(Data listing)
-*-

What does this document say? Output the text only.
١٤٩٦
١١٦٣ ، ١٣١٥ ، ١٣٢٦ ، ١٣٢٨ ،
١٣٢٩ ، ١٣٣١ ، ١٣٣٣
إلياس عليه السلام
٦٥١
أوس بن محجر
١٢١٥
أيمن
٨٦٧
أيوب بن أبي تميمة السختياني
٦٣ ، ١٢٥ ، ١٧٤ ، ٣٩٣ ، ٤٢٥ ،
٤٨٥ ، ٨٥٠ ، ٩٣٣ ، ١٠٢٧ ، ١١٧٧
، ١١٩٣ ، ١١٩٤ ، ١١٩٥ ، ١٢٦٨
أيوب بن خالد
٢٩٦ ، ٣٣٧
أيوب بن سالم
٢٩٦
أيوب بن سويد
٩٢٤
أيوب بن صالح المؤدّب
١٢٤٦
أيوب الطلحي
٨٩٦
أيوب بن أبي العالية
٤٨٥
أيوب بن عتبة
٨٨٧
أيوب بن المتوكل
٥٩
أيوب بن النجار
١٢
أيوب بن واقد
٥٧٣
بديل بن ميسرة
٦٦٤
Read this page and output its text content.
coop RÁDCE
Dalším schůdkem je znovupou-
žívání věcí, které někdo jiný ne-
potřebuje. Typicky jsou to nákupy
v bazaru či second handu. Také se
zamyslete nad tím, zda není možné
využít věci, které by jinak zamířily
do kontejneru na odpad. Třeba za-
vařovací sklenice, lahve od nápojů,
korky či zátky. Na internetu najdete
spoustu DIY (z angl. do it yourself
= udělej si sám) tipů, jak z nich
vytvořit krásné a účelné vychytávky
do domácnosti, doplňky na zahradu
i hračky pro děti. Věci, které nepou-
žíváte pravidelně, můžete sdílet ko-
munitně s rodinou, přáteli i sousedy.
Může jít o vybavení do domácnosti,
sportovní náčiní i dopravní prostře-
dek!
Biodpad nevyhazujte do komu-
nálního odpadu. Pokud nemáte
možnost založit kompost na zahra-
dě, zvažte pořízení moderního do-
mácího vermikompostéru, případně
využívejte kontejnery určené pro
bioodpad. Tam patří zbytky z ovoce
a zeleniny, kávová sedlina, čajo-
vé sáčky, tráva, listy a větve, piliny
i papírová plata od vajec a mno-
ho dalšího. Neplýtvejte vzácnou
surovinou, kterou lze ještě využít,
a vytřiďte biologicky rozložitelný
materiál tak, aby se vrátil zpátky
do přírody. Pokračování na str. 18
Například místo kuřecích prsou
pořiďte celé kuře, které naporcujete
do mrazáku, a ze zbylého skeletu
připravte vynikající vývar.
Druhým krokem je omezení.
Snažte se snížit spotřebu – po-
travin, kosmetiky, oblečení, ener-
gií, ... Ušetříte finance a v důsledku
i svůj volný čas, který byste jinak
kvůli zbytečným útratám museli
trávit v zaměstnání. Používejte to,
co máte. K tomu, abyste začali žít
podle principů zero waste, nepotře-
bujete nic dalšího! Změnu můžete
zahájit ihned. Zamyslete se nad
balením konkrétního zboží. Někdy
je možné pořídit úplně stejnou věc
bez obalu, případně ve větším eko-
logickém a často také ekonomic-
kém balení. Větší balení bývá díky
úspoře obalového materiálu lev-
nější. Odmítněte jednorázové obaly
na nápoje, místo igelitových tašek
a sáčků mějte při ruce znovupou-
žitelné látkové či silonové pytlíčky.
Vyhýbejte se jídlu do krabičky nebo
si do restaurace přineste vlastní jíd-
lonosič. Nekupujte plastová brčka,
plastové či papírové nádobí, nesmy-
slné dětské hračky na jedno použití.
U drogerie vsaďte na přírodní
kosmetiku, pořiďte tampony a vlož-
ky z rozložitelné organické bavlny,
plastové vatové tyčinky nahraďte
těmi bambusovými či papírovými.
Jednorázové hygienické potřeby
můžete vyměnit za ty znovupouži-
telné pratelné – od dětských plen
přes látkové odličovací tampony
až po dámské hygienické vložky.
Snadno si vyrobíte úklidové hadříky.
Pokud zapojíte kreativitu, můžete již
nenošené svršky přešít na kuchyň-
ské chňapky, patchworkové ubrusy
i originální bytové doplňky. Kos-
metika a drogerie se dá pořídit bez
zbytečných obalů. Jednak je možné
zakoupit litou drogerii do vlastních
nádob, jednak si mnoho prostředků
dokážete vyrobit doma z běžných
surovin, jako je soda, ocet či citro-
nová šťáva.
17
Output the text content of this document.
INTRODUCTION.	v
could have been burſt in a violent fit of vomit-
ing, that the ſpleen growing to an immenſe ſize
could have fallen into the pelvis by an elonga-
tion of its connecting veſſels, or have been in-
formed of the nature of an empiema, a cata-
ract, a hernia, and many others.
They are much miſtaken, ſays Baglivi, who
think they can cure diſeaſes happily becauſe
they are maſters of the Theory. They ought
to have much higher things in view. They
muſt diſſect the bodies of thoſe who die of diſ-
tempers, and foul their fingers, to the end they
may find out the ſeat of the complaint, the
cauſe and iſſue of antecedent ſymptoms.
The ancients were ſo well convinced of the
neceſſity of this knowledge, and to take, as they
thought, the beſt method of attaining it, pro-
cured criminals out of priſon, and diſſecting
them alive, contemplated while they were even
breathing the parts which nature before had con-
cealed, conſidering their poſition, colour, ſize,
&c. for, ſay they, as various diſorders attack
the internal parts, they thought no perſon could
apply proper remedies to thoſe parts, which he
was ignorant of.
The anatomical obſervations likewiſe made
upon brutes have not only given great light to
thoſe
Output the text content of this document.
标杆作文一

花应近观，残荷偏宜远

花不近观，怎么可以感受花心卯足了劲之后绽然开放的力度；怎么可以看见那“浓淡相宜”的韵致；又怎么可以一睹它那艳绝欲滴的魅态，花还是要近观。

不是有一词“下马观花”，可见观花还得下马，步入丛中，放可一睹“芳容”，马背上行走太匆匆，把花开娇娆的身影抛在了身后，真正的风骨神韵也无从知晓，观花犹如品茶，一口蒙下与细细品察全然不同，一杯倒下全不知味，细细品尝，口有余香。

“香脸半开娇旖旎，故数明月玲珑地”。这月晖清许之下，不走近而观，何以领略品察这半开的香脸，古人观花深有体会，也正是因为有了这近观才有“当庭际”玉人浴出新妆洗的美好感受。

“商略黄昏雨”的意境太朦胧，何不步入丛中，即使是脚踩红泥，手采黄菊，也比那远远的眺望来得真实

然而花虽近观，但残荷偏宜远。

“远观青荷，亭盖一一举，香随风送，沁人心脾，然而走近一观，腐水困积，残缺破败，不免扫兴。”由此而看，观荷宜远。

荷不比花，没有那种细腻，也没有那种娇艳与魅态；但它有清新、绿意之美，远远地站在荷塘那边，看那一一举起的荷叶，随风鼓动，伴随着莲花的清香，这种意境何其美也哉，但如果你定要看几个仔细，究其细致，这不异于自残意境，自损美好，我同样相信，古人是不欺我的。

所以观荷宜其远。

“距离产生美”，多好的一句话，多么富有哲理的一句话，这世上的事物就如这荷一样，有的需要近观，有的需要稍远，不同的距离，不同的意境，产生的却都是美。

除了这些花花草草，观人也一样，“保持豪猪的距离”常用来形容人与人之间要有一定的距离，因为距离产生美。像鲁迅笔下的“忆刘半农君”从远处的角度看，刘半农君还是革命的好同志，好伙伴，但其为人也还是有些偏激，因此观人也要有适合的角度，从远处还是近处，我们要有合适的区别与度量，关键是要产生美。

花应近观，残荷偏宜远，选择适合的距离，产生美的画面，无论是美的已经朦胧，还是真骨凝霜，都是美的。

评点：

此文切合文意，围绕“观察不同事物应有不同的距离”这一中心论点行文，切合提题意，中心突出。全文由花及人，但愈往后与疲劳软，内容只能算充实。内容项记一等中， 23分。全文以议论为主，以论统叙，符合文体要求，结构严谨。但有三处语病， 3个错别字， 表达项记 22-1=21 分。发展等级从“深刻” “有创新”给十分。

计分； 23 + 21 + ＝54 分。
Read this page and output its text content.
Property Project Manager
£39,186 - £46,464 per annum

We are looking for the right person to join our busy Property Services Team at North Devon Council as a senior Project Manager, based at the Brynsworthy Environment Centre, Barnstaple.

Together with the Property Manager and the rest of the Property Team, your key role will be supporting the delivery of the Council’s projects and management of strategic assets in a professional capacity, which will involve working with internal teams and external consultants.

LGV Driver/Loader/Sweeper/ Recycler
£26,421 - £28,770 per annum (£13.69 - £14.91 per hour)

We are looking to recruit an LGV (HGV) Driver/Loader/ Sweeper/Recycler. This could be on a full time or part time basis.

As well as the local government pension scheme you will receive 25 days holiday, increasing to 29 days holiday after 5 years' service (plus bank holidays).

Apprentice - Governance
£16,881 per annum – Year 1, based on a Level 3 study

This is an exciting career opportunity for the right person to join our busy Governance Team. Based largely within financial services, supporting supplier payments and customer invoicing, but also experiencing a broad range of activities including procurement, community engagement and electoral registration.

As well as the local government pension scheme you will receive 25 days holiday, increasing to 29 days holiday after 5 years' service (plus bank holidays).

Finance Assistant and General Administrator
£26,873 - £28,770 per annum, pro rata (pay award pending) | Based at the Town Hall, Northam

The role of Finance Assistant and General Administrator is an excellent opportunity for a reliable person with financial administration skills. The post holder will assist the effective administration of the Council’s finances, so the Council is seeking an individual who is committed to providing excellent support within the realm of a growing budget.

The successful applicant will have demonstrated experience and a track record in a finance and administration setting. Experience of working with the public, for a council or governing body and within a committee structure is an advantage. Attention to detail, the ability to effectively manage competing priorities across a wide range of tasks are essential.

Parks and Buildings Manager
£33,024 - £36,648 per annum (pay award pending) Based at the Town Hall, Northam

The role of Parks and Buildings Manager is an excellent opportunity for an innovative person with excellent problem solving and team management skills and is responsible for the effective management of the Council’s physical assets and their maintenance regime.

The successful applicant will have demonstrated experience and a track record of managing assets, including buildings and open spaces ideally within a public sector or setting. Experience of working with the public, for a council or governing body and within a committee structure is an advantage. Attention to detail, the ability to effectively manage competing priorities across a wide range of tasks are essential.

-*-

_REQUIREMENT:_ In the entries above, find each line with the word "látkové" and copy it.

_RESPONSE TO THIS EXERCISE:_
žitelné látkové či silonové pytlíčky.
přes látkové odličovací tampony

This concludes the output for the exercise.